>> START

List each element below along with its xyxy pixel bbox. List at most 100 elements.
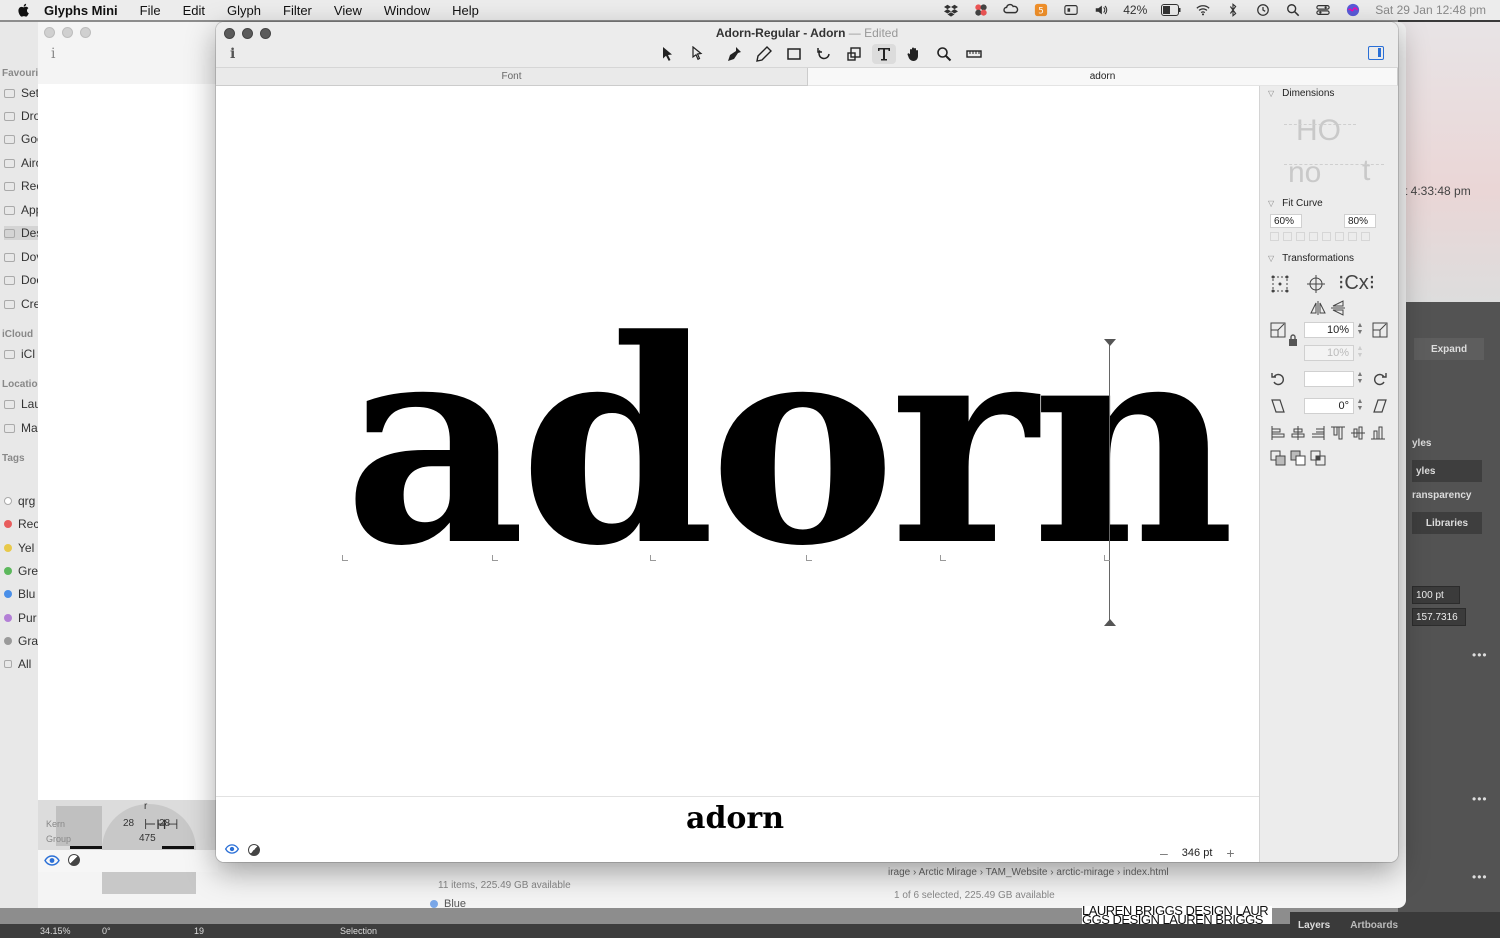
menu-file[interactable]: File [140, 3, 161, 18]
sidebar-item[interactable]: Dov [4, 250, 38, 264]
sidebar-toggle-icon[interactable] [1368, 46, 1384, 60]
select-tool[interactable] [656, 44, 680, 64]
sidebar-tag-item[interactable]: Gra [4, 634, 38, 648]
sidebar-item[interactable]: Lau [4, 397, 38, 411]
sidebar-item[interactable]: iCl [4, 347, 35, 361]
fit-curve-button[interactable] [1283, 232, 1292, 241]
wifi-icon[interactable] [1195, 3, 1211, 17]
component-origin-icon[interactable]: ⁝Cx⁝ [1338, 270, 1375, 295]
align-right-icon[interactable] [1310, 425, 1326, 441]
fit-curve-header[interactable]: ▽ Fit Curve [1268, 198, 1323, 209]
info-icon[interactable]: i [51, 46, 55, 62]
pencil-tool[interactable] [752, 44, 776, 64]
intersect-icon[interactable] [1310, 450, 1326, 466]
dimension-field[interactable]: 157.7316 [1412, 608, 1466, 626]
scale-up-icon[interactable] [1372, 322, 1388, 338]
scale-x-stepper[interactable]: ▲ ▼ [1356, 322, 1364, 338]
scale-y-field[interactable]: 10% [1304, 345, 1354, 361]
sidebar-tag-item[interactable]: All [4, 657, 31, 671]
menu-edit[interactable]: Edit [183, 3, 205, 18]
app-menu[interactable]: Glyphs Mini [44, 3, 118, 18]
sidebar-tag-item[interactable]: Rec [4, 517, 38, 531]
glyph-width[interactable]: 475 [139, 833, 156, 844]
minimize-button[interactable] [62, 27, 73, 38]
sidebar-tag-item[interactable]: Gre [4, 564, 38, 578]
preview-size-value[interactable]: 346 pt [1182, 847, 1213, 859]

>> END

Set task:
Return every line of the records above without changes, leaving out the pictures.

Correct answer:
List each element below along with its xyxy pixel bbox. List at most 100 elements.
menu-file[interactable]: File [140, 3, 161, 18]
sidebar-item[interactable]: Dov [4, 250, 38, 264]
sidebar-toggle-icon[interactable] [1368, 46, 1384, 60]
select-tool[interactable] [656, 44, 680, 64]
sidebar-tag-item[interactable]: Gra [4, 634, 38, 648]
sidebar-item[interactable]: Lau [4, 397, 38, 411]
sidebar-item[interactable]: iCl [4, 347, 35, 361]
fit-curve-button[interactable] [1283, 232, 1292, 241]
wifi-icon[interactable] [1195, 3, 1211, 17]
component-origin-icon[interactable]: ⁝Cx⁝ [1338, 270, 1375, 295]
align-right-icon[interactable] [1310, 425, 1326, 441]
fit-curve-header[interactable]: ▽ Fit Curve [1268, 198, 1323, 209]
info-icon[interactable]: i [51, 46, 55, 62]
pencil-tool[interactable] [752, 44, 776, 64]
intersect-icon[interactable] [1310, 450, 1326, 466]
dimension-field[interactable]: 157.7316 [1412, 608, 1466, 626]
scale-up-icon[interactable] [1372, 322, 1388, 338]
scale-x-stepper[interactable]: ▲ ▼ [1356, 322, 1364, 338]
scale-y-field[interactable]: 10% [1304, 345, 1354, 361]
sidebar-tag-item[interactable]: All [4, 657, 31, 671]
menu-edit[interactable]: Edit [183, 3, 205, 18]
app-menu[interactable]: Glyphs Mini [44, 3, 118, 18]
sidebar-tag-item[interactable]: Rec [4, 517, 38, 531]
glyph-width[interactable]: 475 [139, 833, 156, 844]
minimize-button[interactable] [62, 27, 73, 38]
sidebar-tag-item[interactable]: Gre [4, 564, 38, 578]
preview-size-value[interactable]: 346 pt [1182, 847, 1213, 859]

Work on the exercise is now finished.